(Spatial annotation rows)
•••

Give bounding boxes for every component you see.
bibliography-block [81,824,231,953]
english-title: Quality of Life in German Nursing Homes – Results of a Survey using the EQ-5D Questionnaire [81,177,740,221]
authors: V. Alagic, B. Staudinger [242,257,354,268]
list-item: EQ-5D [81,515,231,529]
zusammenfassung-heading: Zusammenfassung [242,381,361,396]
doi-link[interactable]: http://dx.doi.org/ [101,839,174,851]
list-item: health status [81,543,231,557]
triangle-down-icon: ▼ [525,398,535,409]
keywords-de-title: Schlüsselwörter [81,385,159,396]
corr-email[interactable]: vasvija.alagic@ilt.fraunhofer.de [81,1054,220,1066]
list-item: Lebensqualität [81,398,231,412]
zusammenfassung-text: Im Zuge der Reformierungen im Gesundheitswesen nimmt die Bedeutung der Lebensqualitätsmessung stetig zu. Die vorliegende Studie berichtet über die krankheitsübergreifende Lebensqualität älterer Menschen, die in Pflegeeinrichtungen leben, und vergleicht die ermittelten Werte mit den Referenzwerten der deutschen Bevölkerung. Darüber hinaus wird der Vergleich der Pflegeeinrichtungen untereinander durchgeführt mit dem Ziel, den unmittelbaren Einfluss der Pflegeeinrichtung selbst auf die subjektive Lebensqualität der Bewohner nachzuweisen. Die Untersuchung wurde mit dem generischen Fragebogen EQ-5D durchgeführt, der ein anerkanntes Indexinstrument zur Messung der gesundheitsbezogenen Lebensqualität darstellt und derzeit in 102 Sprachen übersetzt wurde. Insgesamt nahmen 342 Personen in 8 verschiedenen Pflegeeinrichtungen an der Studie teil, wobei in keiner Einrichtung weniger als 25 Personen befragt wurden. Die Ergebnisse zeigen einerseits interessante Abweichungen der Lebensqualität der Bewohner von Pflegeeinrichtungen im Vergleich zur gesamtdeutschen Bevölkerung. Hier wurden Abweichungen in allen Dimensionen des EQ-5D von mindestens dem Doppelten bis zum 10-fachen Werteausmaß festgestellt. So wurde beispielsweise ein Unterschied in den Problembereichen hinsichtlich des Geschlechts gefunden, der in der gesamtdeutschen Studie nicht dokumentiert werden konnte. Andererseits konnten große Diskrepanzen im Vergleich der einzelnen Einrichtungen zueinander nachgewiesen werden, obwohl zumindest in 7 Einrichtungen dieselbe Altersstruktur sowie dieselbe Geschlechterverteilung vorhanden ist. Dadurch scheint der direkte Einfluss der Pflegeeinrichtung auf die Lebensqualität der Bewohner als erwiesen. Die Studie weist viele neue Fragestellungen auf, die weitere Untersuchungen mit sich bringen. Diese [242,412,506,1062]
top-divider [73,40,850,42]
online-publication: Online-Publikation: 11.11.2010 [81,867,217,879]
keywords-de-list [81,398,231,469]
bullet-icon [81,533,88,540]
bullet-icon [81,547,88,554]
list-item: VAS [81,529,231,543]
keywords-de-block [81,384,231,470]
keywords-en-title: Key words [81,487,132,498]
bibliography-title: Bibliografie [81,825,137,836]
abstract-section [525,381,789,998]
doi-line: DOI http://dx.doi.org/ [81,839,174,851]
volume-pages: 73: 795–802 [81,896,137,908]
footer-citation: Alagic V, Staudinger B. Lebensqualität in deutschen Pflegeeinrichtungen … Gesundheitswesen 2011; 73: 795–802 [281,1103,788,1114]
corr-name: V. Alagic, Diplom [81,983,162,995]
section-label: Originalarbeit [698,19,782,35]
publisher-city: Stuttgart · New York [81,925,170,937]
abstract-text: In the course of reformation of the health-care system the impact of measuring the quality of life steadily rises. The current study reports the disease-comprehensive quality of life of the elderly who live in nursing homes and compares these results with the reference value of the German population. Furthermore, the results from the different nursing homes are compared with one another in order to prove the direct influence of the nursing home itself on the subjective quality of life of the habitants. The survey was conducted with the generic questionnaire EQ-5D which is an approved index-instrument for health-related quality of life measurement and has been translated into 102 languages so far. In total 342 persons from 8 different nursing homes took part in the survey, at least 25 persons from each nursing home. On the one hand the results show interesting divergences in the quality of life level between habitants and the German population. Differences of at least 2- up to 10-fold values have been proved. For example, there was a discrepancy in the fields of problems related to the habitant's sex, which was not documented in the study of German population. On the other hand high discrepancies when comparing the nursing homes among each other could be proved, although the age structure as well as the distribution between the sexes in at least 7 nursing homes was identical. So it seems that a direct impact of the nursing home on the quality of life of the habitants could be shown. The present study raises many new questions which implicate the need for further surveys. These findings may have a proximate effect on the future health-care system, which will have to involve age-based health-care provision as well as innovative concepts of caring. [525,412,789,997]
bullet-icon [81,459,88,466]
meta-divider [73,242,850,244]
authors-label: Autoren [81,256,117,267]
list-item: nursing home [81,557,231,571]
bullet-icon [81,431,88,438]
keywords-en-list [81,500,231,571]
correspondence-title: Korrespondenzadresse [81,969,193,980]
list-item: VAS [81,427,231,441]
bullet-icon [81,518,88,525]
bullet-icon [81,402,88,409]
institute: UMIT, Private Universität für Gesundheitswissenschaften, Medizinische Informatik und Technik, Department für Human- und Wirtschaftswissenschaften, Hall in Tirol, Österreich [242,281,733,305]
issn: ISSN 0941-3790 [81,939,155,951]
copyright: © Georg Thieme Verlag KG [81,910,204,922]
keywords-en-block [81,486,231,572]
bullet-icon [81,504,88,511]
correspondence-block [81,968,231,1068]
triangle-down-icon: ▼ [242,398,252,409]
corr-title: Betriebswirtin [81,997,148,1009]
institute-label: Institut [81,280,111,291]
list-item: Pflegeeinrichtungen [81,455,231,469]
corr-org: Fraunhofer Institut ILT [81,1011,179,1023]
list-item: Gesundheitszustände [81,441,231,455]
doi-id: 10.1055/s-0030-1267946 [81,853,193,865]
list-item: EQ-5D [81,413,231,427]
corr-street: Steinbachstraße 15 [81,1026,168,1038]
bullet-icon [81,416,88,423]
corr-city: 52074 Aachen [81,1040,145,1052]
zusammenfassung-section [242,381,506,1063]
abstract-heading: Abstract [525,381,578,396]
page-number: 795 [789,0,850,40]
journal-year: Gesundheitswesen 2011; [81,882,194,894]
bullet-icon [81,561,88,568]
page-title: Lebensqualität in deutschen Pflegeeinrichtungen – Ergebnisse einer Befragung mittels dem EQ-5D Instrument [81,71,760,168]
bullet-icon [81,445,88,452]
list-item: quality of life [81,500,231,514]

•••

REQUIRED WORK:
Print the rows word for word, beginning with the very first row and stopping after the row that contains "list-item: Lebensqualität [81,398,231,412]". Include both of those rows.

TASK RESULT:
Give bounding boxes for every component you see.
bibliography-block [81,824,231,953]
english-title: Quality of Life in German Nursing Homes – Results of a Survey using the EQ-5D Questionnaire [81,177,740,221]
authors: V. Alagic, B. Staudinger [242,257,354,268]
list-item: EQ-5D [81,515,231,529]
zusammenfassung-heading: Zusammenfassung [242,381,361,396]
doi-link[interactable]: http://dx.doi.org/ [101,839,174,851]
list-item: health status [81,543,231,557]
triangle-down-icon: ▼ [525,398,535,409]
keywords-de-title: Schlüsselwörter [81,385,159,396]
corr-email[interactable]: vasvija.alagic@ilt.fraunhofer.de [81,1054,220,1066]
list-item: Lebensqualität [81,398,231,412]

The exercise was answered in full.